**** PROVIDED RECORDS
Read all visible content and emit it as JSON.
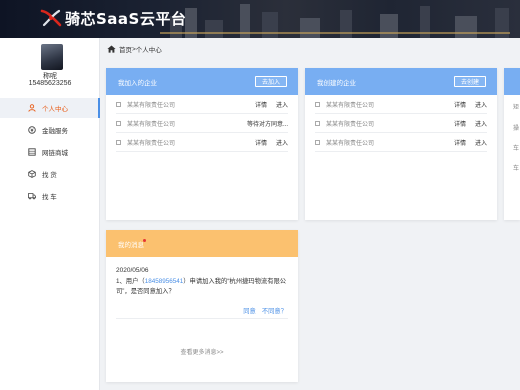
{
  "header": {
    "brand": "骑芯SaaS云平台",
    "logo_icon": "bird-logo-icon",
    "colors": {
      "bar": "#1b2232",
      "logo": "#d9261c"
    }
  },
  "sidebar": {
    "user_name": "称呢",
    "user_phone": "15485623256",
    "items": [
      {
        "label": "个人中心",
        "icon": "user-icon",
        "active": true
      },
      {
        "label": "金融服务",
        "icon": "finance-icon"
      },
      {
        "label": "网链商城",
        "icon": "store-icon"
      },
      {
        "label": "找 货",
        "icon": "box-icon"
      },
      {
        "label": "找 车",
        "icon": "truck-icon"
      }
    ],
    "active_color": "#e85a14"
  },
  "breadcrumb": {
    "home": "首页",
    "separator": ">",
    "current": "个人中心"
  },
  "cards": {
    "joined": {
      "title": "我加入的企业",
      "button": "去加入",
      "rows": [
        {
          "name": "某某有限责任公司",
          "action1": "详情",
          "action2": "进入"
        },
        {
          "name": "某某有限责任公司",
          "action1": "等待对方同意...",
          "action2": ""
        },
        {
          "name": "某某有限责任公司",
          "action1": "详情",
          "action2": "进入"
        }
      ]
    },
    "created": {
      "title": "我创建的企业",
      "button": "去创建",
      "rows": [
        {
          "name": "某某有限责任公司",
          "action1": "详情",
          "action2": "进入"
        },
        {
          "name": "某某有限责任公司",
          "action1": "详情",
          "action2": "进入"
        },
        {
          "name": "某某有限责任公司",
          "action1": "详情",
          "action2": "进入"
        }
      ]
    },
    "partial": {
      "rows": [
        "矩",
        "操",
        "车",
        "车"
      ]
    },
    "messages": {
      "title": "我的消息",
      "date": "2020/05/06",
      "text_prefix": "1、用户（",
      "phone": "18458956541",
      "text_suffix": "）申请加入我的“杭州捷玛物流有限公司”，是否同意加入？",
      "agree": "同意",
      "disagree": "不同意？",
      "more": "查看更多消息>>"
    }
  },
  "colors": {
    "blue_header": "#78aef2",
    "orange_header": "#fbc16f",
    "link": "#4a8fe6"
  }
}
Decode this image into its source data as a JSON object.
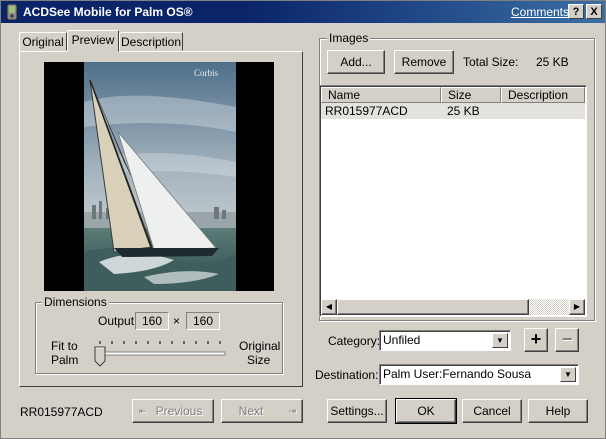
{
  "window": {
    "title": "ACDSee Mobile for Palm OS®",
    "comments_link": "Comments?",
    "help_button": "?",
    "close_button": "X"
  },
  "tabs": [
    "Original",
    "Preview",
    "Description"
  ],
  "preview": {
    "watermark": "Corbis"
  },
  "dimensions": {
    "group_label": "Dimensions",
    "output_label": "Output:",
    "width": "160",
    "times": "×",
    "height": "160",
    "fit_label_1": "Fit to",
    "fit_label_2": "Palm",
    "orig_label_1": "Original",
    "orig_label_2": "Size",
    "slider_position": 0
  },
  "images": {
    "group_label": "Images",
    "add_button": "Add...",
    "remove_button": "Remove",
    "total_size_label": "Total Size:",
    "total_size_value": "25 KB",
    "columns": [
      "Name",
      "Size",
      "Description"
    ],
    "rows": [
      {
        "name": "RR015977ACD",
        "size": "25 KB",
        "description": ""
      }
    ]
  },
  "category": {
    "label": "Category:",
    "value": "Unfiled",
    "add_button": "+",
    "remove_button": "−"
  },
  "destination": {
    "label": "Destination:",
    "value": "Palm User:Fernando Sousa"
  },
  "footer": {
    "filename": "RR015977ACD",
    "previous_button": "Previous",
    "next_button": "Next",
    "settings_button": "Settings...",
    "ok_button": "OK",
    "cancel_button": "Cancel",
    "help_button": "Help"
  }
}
********
**** PROVIDED RECORDS
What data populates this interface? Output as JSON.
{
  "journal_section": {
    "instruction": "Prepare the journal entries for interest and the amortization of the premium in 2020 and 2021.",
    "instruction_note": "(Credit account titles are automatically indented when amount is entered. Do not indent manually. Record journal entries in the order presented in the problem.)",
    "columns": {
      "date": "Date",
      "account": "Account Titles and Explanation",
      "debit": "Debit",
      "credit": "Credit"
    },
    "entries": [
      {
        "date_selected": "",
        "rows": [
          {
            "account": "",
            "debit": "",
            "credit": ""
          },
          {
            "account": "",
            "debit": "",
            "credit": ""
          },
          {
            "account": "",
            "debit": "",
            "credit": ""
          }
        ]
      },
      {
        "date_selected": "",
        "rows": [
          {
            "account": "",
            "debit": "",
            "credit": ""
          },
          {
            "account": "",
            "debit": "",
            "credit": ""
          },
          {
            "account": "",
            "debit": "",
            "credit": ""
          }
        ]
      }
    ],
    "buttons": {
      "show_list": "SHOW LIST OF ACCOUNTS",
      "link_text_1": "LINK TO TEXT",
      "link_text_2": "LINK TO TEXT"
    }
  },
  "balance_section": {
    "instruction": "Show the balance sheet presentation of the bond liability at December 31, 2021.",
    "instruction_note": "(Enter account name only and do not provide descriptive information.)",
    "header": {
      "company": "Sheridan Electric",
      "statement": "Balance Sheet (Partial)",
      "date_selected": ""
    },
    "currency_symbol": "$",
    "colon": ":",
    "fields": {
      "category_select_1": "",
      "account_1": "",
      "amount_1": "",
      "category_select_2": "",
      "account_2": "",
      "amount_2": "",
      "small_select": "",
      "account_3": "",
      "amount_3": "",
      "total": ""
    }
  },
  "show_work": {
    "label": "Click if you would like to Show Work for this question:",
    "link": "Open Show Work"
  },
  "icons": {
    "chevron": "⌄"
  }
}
********
> [GIVEN REQUEST]
Of all the lines in the listing above, how many contain the word "logo"? Answer with the number alone.

> [SOLUTION TO THE EXERCISE]
2